▶ _Task prompt_
Note each line that includes the word "JSON". Copy those lines.

▶ _Material for the task_

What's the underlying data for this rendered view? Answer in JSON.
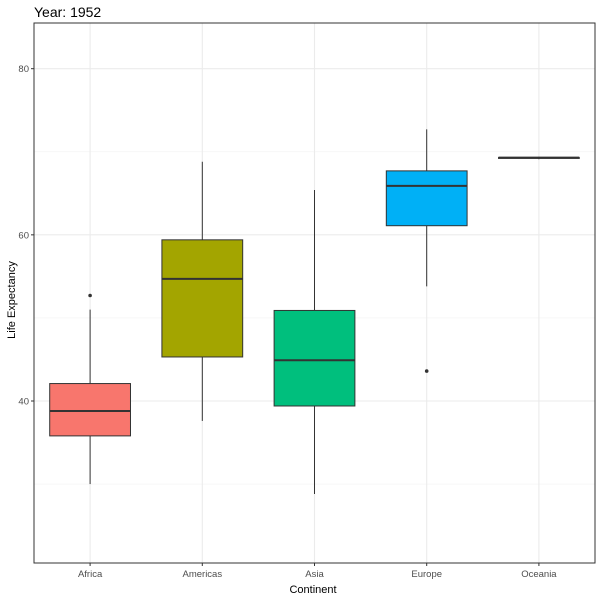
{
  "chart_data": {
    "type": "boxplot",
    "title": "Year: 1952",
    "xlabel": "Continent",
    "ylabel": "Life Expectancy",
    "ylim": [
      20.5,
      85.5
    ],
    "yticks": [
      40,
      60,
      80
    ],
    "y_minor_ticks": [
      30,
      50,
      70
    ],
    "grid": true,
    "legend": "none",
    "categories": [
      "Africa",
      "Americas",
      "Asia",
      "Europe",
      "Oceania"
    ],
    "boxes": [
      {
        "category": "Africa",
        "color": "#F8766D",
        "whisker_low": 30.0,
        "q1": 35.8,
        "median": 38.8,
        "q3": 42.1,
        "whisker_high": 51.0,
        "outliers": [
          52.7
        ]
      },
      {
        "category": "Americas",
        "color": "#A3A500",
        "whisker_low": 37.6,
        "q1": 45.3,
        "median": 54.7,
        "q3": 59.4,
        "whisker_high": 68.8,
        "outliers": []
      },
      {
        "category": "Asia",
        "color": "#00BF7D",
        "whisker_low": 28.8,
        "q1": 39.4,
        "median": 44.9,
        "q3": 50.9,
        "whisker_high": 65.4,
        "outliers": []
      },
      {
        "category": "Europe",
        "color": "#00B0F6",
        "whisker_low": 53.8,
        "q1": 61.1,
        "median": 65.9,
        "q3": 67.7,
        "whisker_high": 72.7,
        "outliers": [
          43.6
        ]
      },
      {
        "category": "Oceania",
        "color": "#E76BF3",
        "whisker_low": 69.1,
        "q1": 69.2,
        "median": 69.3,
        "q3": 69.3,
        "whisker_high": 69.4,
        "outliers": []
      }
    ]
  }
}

==

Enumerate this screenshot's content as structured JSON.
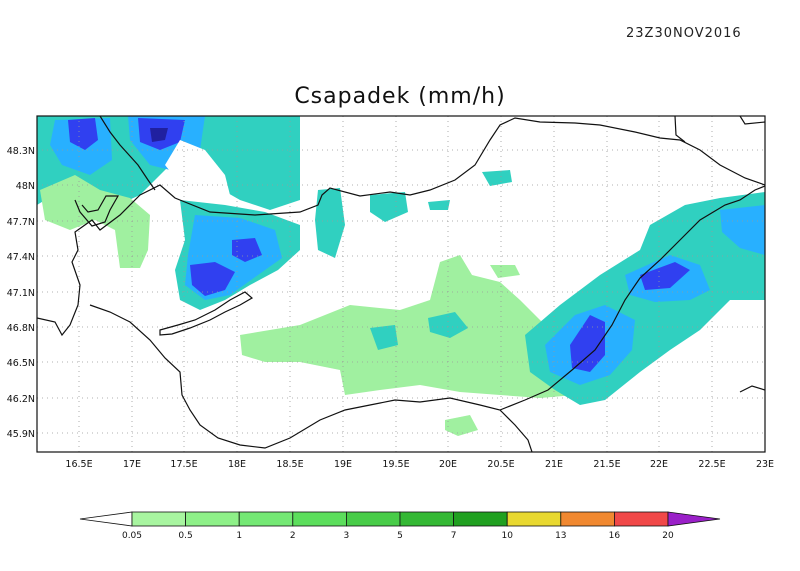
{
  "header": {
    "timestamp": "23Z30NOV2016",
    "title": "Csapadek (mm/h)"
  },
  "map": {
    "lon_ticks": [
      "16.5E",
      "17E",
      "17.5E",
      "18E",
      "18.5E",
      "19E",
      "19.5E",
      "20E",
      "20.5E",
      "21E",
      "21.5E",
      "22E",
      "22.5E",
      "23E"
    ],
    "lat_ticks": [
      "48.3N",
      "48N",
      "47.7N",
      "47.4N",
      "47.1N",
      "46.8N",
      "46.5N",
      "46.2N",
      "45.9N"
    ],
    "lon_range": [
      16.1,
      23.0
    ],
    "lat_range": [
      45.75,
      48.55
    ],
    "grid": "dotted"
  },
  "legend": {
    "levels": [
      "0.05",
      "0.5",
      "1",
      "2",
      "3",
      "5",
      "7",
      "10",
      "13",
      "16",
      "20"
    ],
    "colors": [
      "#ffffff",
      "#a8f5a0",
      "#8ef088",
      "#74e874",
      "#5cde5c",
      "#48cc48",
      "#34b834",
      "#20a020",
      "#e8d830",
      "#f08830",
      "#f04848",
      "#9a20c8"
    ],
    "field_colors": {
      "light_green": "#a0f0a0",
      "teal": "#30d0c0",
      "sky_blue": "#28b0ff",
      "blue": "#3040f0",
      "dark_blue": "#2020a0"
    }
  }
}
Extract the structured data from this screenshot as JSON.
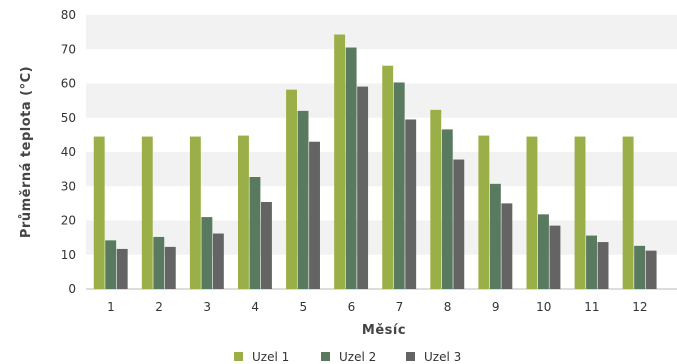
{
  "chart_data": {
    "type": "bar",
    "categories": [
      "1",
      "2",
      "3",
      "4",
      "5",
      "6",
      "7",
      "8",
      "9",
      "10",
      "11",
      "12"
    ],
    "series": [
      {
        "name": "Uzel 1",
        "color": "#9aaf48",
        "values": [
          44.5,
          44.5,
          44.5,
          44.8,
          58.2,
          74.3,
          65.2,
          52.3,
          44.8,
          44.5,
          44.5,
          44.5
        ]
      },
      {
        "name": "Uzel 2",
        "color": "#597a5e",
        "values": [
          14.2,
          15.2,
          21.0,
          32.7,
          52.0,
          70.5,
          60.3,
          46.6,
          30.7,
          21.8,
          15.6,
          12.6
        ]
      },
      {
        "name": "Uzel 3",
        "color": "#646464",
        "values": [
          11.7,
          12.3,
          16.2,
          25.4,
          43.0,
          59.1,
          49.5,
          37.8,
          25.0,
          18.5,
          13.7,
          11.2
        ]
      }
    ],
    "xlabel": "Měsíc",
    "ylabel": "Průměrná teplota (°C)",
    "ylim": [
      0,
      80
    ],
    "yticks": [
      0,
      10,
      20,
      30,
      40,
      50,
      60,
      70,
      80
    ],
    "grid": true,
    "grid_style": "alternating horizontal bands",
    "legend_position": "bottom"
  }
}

--

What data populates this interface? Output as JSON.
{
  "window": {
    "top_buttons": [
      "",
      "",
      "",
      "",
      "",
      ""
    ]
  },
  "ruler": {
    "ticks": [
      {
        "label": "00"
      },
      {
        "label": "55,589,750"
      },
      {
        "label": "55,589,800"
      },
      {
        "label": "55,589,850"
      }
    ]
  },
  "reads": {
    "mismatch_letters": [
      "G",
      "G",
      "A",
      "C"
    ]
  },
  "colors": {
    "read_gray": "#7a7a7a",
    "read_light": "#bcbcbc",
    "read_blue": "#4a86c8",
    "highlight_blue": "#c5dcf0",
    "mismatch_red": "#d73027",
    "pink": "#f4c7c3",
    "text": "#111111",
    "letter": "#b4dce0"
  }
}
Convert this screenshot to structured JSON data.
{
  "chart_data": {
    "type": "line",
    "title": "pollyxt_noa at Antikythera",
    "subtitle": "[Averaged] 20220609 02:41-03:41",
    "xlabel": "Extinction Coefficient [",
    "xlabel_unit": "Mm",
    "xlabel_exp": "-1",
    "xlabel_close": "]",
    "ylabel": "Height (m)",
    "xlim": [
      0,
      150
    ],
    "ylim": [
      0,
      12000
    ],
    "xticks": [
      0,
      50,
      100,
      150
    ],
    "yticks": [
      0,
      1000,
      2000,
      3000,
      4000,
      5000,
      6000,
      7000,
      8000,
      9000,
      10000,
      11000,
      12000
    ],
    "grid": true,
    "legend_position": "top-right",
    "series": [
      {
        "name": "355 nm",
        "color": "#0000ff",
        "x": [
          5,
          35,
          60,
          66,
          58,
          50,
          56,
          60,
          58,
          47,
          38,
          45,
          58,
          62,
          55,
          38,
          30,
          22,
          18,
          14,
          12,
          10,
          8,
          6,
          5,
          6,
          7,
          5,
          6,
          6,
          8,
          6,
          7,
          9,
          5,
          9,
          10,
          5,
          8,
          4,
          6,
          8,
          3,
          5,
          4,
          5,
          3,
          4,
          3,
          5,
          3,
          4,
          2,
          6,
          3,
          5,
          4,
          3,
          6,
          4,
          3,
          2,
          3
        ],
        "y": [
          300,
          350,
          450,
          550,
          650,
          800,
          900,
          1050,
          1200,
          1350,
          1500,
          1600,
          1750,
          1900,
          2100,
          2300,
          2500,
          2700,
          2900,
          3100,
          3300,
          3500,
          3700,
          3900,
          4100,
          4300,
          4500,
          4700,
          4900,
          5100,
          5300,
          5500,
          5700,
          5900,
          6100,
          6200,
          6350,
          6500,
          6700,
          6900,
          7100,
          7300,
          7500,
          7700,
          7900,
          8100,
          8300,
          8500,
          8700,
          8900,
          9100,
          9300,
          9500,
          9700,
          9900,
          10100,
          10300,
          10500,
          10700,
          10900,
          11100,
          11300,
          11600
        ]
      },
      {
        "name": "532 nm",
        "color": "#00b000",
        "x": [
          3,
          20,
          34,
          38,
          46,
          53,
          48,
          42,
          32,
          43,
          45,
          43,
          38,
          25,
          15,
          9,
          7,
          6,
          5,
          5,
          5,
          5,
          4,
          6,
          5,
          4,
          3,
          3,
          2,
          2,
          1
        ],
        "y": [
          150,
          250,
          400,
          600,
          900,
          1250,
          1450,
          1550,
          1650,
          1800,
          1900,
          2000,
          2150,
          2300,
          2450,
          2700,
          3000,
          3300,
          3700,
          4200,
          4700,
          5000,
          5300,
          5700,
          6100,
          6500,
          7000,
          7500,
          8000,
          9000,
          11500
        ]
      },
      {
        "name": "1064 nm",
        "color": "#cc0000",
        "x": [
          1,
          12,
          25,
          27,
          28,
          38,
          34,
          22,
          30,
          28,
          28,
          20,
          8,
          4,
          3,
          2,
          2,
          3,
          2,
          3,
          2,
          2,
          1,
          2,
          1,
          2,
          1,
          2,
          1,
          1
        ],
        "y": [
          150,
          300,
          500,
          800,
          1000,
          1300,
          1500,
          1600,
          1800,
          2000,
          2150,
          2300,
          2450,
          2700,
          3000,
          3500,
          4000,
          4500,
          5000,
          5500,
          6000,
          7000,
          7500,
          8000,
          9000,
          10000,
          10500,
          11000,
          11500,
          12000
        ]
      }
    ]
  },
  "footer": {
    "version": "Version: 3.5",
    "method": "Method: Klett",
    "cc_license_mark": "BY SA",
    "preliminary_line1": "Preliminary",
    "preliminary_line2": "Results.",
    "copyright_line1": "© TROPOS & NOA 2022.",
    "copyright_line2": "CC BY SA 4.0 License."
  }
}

▶ _Correct response_
What's the underlying data for this rendered view? Answer in JSON.
Enumerate this screenshot's content as structured JSON.
Extract the structured data from this screenshot as JSON.
What data populates this interface? Output as JSON.
Convert this screenshot to structured JSON data.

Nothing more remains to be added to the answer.